[Supplied material]
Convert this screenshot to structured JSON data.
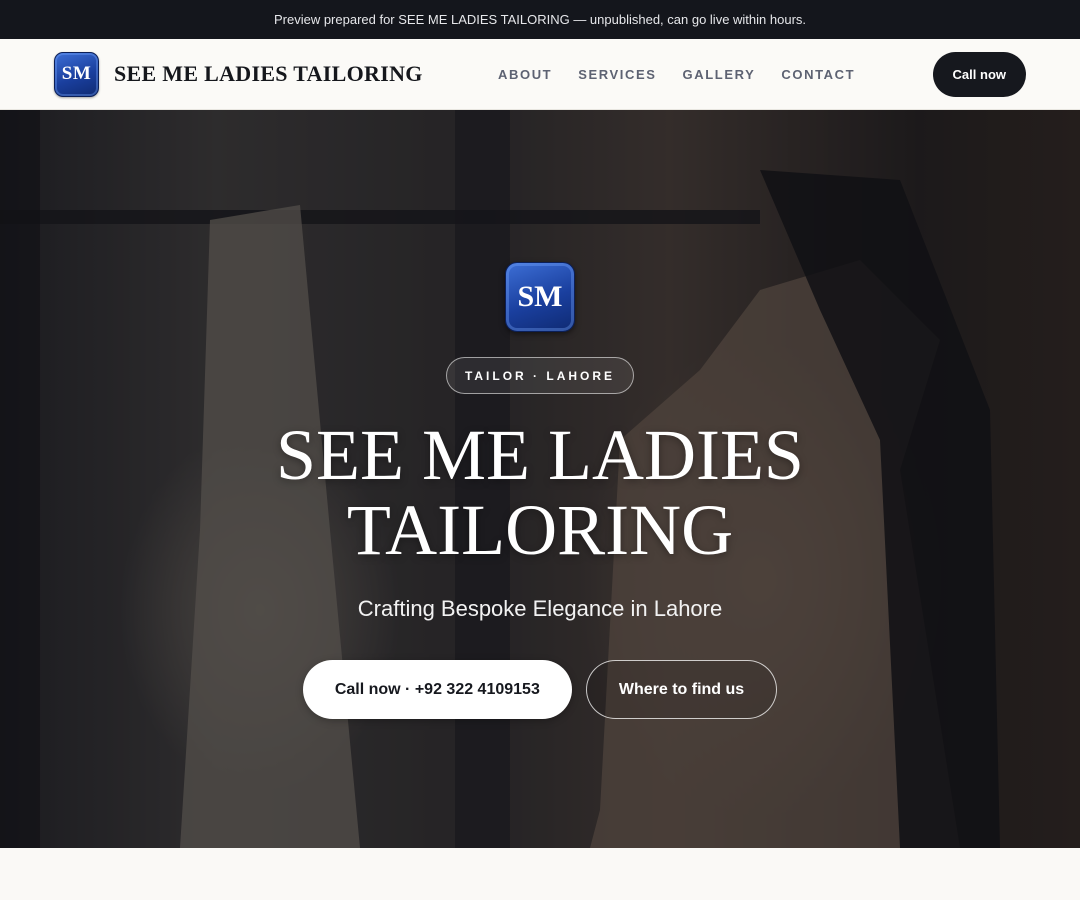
{
  "preview_bar": {
    "text": "Preview prepared for SEE ME LADIES TAILORING — unpublished, can go live within hours."
  },
  "header": {
    "logo_text": "SM",
    "brand_name": "SEE ME LADIES TAILORING",
    "nav": [
      {
        "label": "ABOUT"
      },
      {
        "label": "SERVICES"
      },
      {
        "label": "GALLERY"
      },
      {
        "label": "CONTACT"
      }
    ],
    "cta_label": "Call now"
  },
  "hero": {
    "logo_text": "SM",
    "tag": "TAILOR · LAHORE",
    "title": "SEE ME LADIES TAILORING",
    "subtitle": "Crafting Bespoke Elegance in Lahore",
    "primary_cta": "Call now · +92 322 4109153",
    "secondary_cta": "Where to find us"
  },
  "colors": {
    "dark": "#16181e",
    "logo_blue": "#1a3f9e",
    "background": "#faf9f6",
    "nav_text": "#5d6272"
  },
  "icons": [
    "sm-logo-badge"
  ]
}
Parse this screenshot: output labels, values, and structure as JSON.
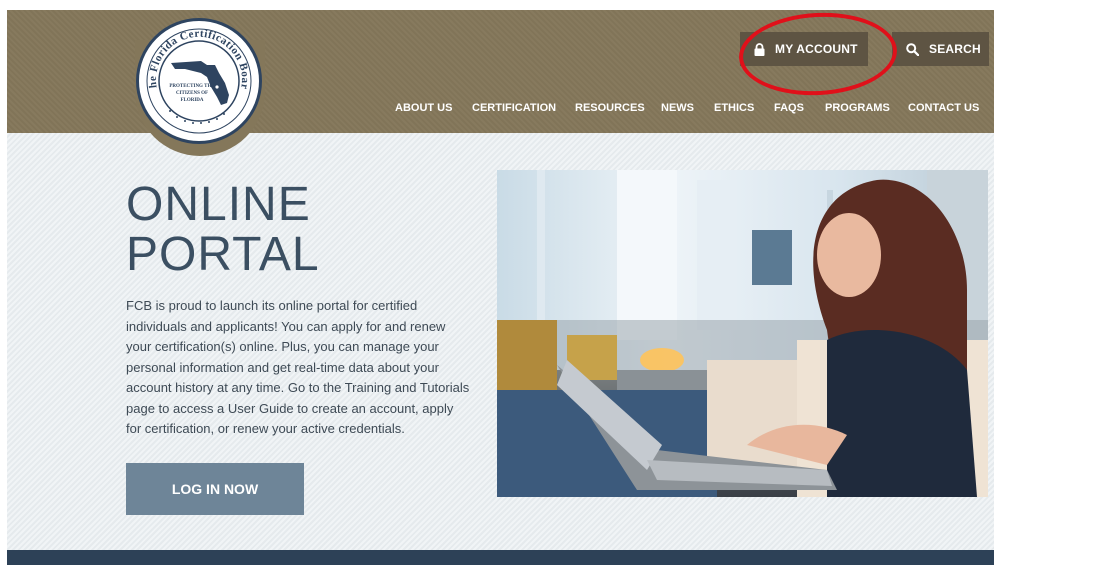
{
  "logo": {
    "ring_text": "The Florida Certification Board",
    "center_text": "PROTECTING THE CITIZENS OF FLORIDA",
    "icon": "florida-map-seal"
  },
  "header": {
    "my_account_label": "MY ACCOUNT",
    "my_account_icon": "lock-icon",
    "search_label": "SEARCH",
    "search_icon": "search-icon"
  },
  "nav": {
    "items": [
      "ABOUT US",
      "CERTIFICATION",
      "RESOURCES",
      "NEWS",
      "ETHICS",
      "FAQS",
      "PROGRAMS",
      "CONTACT US"
    ]
  },
  "main": {
    "title": "ONLINE\nPORTAL",
    "intro": "FCB is proud to launch its online portal for certified individuals and applicants! You can apply for and renew your certification(s) online. Plus, you can manage your personal information and get real-time data about your account history at any time. Go to the Training and Tutorials page to access a User Guide to create an account, apply for certification, or renew your active credentials.",
    "login_button": "LOG IN NOW"
  },
  "photo": {
    "subject": "woman-typing-on-laptop"
  },
  "colors": {
    "header_bg": "#84775a",
    "button_dark": "#5e5443",
    "navy": "#2e4460",
    "login_button": "#6e8598",
    "content_bg": "#e9eef1",
    "annotation_red": "#e0101a"
  }
}
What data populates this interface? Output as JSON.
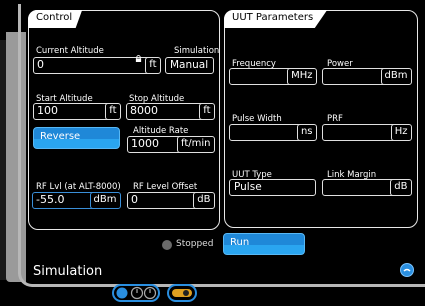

[To be done] Repeat each entry exactly. Pictures do not belong in the copy.

[Written solution]
Convert this screenshot to structured JSON data.
{
  "preview_bar": {
    "text": "Preview prepared for SEE ME LADIES TAILORING — unpublished, can go live within hours."
  },
  "header": {
    "logo_text": "SM",
    "brand_name": "SEE ME LADIES TAILORING",
    "nav": [
      {
        "label": "ABOUT"
      },
      {
        "label": "SERVICES"
      },
      {
        "label": "GALLERY"
      },
      {
        "label": "CONTACT"
      }
    ],
    "cta_label": "Call now"
  },
  "hero": {
    "logo_text": "SM",
    "tag": "TAILOR · LAHORE",
    "title": "SEE ME LADIES TAILORING",
    "subtitle": "Crafting Bespoke Elegance in Lahore",
    "primary_cta": "Call now · +92 322 4109153",
    "secondary_cta": "Where to find us"
  },
  "colors": {
    "dark": "#16181e",
    "logo_blue": "#1a3f9e",
    "background": "#faf9f6",
    "nav_text": "#5d6272"
  },
  "icons": [
    "sm-logo-badge"
  ]
}
Parse this screenshot: output labels, values, and structure as JSON.
{
  "logo": {
    "ring_text": "The Florida Certification Board",
    "center_text": "PROTECTING THE CITIZENS OF FLORIDA",
    "icon": "florida-map-seal"
  },
  "header": {
    "my_account_label": "MY ACCOUNT",
    "my_account_icon": "lock-icon",
    "search_label": "SEARCH",
    "search_icon": "search-icon"
  },
  "nav": {
    "items": [
      "ABOUT US",
      "CERTIFICATION",
      "RESOURCES",
      "NEWS",
      "ETHICS",
      "FAQS",
      "PROGRAMS",
      "CONTACT US"
    ]
  },
  "main": {
    "title": "ONLINE\nPORTAL",
    "intro": "FCB is proud to launch its online portal for certified individuals and applicants! You can apply for and renew your certification(s) online. Plus, you can manage your personal information and get real-time data about your account history at any time. Go to the Training and Tutorials page to access a User Guide to create an account, apply for certification, or renew your active credentials.",
    "login_button": "LOG IN NOW"
  },
  "photo": {
    "subject": "woman-typing-on-laptop"
  },
  "colors": {
    "header_bg": "#84775a",
    "button_dark": "#5e5443",
    "navy": "#2e4460",
    "login_button": "#6e8598",
    "content_bg": "#e9eef1",
    "annotation_red": "#e0101a"
  }
}
What data populates this interface? Output as JSON.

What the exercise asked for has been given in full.